• [EXERCISE BRIEF] Could you repeat exactly the lines below, from the line containing "What does this" through the last one, both included, while leaving out any pictures?

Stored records

** Start **

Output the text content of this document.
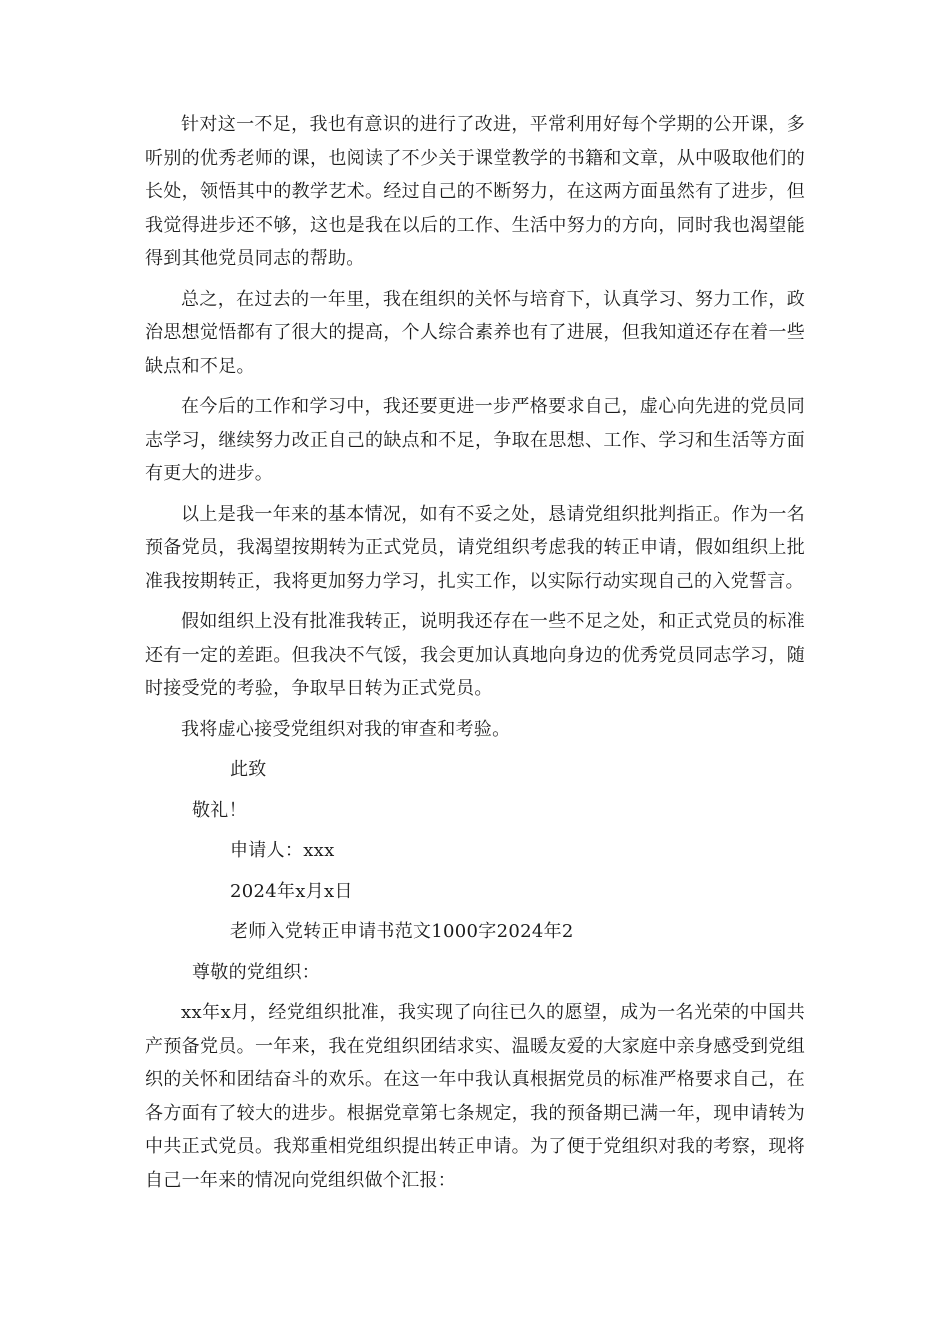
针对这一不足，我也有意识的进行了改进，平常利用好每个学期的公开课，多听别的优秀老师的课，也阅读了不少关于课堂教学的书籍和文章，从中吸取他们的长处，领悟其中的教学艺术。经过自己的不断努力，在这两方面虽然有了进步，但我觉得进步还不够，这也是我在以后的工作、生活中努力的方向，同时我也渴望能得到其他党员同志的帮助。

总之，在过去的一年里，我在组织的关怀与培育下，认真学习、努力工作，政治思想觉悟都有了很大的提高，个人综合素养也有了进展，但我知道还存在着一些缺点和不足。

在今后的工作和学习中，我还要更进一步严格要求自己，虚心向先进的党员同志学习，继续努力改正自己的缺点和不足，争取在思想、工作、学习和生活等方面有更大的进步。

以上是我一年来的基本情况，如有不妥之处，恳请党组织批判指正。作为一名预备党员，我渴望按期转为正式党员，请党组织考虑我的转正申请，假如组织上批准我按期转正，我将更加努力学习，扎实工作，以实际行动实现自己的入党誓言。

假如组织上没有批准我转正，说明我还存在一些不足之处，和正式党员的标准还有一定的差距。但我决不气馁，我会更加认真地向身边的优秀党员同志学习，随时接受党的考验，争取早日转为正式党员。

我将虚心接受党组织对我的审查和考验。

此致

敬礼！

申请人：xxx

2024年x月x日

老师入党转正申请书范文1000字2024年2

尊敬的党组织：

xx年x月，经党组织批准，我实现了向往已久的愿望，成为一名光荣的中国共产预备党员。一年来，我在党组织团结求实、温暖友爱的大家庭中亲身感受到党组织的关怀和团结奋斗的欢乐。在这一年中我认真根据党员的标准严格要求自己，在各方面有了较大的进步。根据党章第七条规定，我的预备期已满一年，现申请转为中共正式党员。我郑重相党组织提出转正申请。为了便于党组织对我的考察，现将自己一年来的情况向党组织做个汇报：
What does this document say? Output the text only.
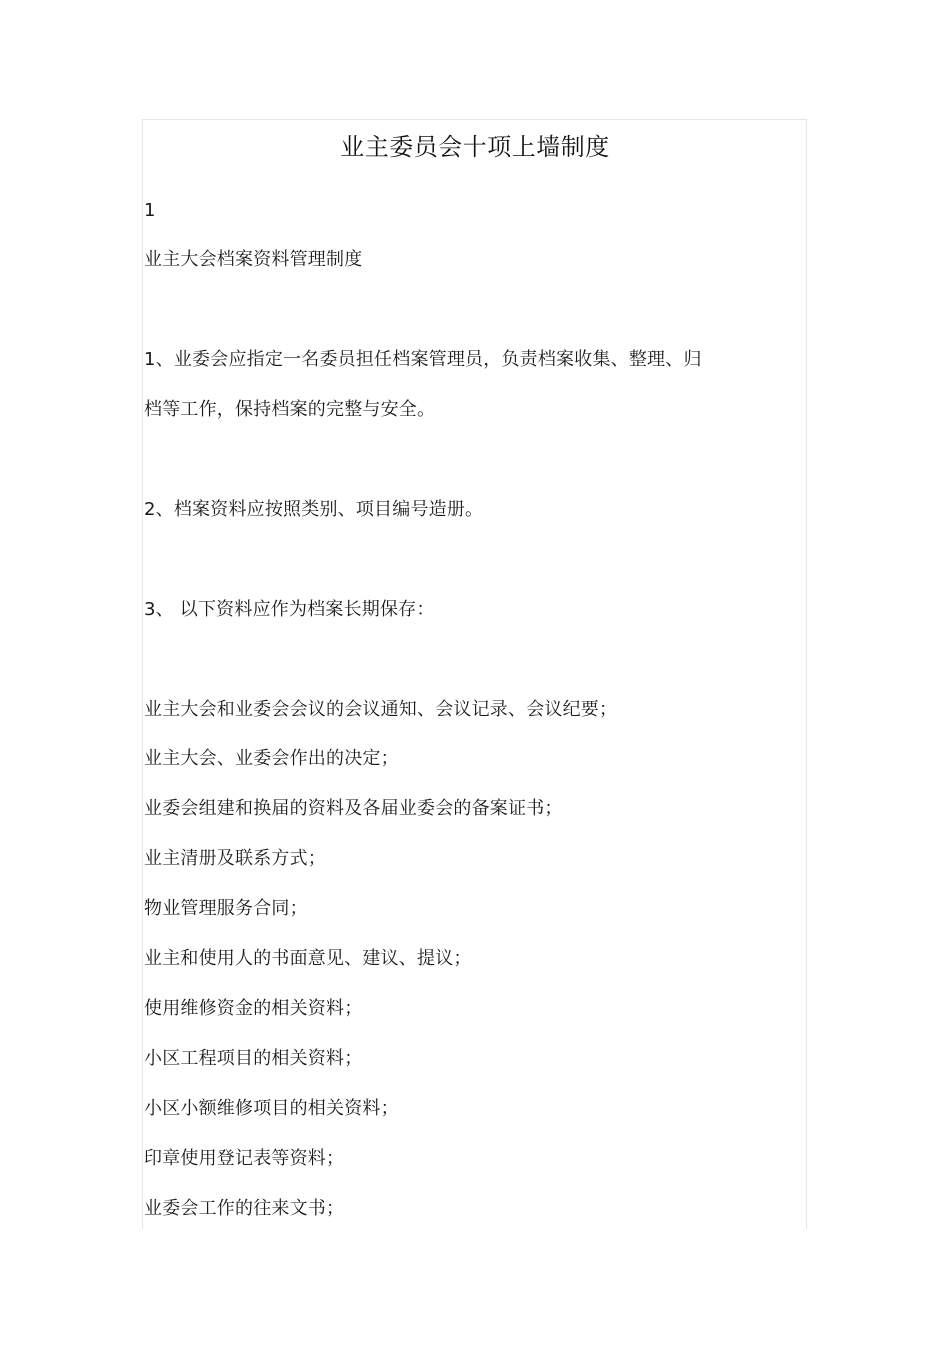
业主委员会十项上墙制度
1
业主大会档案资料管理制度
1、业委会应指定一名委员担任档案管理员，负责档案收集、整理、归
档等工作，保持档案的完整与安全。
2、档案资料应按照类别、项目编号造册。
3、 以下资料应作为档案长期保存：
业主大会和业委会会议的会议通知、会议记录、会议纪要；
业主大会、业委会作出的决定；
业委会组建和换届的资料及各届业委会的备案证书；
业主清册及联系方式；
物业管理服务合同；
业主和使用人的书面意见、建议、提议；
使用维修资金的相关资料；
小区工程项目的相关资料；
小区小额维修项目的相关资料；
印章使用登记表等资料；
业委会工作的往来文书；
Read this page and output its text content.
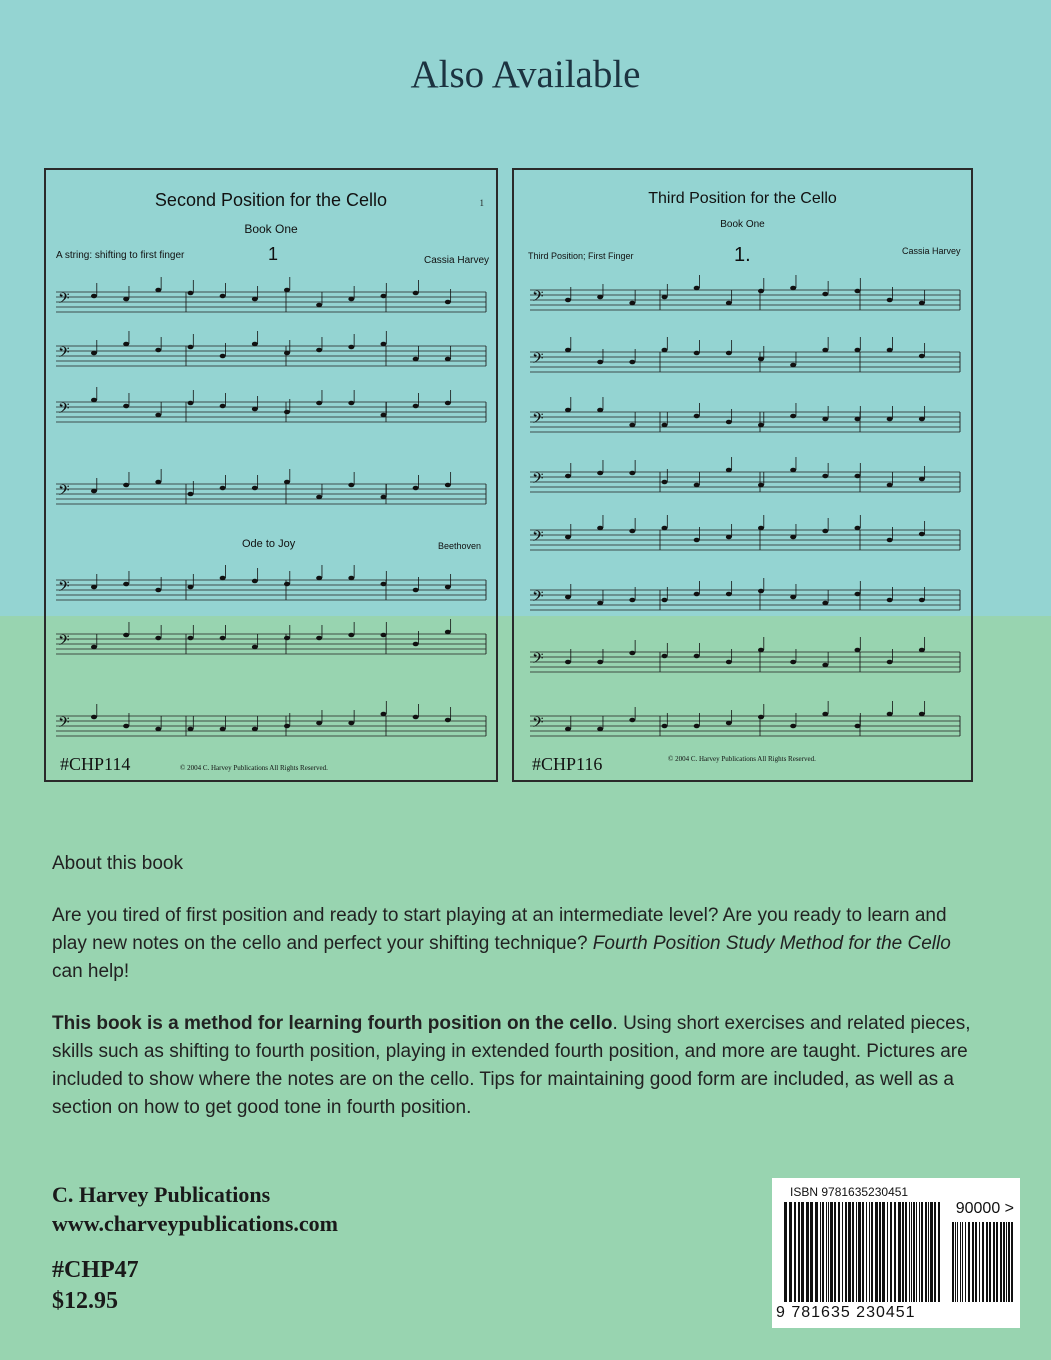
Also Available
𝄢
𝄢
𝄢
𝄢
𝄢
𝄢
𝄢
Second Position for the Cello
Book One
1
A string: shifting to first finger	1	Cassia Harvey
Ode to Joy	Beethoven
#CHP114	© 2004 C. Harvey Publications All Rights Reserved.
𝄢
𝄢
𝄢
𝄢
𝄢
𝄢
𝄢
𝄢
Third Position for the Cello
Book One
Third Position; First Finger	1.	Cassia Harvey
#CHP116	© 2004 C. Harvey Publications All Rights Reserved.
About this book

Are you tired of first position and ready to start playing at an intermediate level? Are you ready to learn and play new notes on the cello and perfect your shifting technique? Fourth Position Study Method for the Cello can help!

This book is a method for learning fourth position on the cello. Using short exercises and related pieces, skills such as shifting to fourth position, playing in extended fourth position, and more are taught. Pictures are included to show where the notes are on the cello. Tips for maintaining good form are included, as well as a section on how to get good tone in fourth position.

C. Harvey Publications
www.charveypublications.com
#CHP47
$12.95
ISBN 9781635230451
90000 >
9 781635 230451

** End **

• [RESPONSE]
What does this document say? Output the text only.
业主委员会十项上墙制度
1
业主大会档案资料管理制度
1、业委会应指定一名委员担任档案管理员，负责档案收集、整理、归
档等工作，保持档案的完整与安全。
2、档案资料应按照类别、项目编号造册。
3、 以下资料应作为档案长期保存：
业主大会和业委会会议的会议通知、会议记录、会议纪要；
业主大会、业委会作出的决定；
业委会组建和换届的资料及各届业委会的备案证书；
业主清册及联系方式；
物业管理服务合同；
业主和使用人的书面意见、建议、提议；
使用维修资金的相关资料；
小区工程项目的相关资料；
小区小额维修项目的相关资料；
印章使用登记表等资料；
业委会工作的往来文书；
Read this page and output its text content.
Also Available
𝄢
𝄢
𝄢
𝄢
𝄢
𝄢
𝄢
Second Position for the Cello
Book One
1
A string: shifting to first finger	1	Cassia Harvey
Ode to Joy	Beethoven
#CHP114	© 2004 C. Harvey Publications All Rights Reserved.
𝄢
𝄢
𝄢
𝄢
𝄢
𝄢
𝄢
𝄢
Third Position for the Cello
Book One
Third Position; First Finger	1.	Cassia Harvey
#CHP116	© 2004 C. Harvey Publications All Rights Reserved.
About this book

Are you tired of first position and ready to start playing at an intermediate level? Are you ready to learn and play new notes on the cello and perfect your shifting technique? Fourth Position Study Method for the Cello can help!

This book is a method for learning fourth position on the cello. Using short exercises and related pieces, skills such as shifting to fourth position, playing in extended fourth position, and more are taught. Pictures are included to show where the notes are on the cello. Tips for maintaining good form are included, as well as a section on how to get good tone in fourth position.

C. Harvey Publications
www.charveypublications.com
#CHP47
$12.95
ISBN 9781635230451
90000 >
9 781635 230451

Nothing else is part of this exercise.